Set task: Find the lines holding the word "name" and collect them.

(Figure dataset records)
--

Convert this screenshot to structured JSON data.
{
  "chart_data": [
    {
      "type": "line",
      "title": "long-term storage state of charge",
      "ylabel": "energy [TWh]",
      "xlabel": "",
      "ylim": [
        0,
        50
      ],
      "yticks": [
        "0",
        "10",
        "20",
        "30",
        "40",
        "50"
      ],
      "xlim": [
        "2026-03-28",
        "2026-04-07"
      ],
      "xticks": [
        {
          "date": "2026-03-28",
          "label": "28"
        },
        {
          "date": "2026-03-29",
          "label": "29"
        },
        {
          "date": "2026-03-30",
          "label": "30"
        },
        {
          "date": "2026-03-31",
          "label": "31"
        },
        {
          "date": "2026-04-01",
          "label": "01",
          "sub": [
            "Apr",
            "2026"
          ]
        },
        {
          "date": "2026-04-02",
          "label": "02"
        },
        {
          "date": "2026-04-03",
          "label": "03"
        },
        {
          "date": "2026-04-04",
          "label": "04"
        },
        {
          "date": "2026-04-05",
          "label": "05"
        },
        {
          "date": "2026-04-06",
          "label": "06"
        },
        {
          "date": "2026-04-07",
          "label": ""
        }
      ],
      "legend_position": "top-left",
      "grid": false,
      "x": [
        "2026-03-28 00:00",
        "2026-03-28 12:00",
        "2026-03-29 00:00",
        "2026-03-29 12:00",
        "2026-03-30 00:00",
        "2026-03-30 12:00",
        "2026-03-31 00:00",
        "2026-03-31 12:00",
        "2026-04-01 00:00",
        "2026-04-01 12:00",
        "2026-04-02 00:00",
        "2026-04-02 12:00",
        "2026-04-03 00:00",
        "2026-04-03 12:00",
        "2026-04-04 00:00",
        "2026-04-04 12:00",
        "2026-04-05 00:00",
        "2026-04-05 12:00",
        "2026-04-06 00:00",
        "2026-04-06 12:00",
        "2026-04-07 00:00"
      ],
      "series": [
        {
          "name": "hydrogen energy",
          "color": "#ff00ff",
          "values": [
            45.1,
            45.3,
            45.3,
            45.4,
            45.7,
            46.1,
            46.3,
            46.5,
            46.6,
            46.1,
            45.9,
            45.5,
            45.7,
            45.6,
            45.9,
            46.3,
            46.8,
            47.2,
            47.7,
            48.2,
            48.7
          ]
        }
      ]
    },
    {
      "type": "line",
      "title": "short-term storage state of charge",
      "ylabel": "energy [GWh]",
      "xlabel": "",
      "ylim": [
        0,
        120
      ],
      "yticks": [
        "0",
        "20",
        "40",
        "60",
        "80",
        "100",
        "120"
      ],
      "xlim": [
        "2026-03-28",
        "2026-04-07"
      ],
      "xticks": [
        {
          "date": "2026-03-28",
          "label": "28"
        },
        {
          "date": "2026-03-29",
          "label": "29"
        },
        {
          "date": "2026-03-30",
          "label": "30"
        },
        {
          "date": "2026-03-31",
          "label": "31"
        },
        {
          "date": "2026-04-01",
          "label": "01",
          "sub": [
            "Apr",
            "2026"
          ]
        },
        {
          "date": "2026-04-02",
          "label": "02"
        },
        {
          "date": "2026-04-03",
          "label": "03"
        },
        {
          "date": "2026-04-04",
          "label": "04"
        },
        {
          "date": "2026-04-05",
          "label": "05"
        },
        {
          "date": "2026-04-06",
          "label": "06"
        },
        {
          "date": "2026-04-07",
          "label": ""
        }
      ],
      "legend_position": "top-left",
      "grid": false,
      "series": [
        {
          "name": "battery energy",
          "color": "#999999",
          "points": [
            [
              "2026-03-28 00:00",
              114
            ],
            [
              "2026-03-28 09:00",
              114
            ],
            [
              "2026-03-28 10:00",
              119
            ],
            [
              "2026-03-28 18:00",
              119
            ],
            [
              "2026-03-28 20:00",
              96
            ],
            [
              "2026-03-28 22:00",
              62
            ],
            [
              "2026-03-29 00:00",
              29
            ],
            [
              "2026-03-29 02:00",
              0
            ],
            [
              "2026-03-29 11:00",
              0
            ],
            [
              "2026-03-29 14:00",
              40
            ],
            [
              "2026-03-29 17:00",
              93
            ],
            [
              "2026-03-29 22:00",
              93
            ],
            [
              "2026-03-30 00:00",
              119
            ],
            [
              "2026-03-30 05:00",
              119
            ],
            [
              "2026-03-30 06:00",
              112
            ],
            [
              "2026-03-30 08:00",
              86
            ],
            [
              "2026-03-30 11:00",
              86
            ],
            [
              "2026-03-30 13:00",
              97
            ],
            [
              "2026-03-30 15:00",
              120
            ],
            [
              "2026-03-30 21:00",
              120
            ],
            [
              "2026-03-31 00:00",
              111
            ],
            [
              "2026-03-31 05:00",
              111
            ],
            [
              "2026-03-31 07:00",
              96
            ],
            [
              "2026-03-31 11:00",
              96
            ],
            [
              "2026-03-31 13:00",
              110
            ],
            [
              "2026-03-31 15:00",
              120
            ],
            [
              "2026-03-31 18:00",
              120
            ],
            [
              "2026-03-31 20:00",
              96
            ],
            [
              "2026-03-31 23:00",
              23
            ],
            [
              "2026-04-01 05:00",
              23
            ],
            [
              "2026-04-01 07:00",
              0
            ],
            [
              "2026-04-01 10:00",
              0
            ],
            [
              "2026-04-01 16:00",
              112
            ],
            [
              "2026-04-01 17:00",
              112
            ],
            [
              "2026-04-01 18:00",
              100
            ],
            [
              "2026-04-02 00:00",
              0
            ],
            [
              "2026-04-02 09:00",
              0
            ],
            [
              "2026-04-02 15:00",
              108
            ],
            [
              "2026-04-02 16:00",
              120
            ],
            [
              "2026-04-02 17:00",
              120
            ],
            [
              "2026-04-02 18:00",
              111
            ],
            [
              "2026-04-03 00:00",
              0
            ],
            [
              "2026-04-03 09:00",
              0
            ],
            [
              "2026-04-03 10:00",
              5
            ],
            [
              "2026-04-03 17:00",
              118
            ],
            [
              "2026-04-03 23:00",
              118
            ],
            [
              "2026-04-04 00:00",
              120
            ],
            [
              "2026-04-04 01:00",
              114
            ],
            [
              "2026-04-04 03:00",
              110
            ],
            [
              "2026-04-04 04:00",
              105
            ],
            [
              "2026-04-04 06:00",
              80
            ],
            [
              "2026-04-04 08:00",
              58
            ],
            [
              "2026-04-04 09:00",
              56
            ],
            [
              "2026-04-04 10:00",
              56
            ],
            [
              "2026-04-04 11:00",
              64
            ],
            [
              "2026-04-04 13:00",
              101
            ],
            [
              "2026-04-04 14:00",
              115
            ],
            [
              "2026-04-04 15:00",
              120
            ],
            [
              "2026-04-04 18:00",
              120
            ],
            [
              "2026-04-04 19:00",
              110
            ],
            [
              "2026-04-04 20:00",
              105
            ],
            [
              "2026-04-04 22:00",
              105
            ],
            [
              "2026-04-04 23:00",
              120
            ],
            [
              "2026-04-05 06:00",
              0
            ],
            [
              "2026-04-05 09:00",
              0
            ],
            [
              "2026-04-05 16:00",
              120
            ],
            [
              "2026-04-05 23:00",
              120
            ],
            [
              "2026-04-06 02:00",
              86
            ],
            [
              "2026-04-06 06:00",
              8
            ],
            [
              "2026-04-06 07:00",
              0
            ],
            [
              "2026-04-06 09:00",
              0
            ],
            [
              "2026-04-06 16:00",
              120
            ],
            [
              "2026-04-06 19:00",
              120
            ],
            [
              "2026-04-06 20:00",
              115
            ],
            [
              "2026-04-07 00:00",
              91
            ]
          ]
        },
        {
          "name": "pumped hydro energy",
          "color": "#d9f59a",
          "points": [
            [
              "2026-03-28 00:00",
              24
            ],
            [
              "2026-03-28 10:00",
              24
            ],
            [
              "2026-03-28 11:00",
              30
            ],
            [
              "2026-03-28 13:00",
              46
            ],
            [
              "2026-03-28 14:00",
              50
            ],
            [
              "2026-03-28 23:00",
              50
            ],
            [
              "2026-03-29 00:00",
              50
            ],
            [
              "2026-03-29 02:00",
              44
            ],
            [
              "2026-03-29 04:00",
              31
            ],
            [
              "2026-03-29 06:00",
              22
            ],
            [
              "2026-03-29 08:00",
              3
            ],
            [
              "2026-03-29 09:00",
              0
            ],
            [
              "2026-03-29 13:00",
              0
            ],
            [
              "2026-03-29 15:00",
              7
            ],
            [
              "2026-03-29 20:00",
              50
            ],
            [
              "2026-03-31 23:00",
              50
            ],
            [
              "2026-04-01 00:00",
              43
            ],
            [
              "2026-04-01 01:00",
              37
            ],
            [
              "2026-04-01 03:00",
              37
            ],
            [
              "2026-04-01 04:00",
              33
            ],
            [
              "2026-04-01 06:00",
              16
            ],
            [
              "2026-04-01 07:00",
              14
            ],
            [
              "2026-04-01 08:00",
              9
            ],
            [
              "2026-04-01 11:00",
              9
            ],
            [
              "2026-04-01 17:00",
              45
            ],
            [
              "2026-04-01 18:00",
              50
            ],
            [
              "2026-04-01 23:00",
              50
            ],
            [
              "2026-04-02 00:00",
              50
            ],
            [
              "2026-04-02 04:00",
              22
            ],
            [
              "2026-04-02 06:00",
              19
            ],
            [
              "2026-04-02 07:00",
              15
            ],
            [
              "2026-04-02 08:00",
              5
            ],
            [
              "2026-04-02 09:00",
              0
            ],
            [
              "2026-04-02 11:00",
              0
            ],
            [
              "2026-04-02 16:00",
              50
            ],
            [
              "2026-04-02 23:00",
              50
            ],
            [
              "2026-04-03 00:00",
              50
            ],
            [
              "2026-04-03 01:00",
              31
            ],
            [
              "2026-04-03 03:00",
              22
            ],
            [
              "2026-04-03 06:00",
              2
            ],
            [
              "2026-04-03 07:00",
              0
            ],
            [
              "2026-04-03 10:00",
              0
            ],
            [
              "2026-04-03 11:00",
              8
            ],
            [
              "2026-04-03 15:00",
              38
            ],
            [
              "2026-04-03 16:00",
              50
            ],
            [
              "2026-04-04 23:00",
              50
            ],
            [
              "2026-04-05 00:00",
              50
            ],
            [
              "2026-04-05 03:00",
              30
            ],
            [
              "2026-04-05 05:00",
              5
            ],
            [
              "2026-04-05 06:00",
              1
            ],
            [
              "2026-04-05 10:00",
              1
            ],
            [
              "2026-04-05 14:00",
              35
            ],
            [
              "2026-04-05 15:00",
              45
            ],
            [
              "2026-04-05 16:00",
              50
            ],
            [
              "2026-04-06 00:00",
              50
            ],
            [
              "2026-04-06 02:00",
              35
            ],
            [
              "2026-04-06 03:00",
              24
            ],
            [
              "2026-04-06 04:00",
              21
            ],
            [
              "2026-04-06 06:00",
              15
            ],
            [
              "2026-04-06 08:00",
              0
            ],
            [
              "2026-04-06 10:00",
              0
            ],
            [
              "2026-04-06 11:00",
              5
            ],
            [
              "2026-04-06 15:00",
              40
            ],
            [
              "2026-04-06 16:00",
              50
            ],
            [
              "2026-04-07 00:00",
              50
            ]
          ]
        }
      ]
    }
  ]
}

--

Result of the exercise:
          "name": "hydrogen energy",
          "name": "battery energy",
          "name": "pumped hydro energy",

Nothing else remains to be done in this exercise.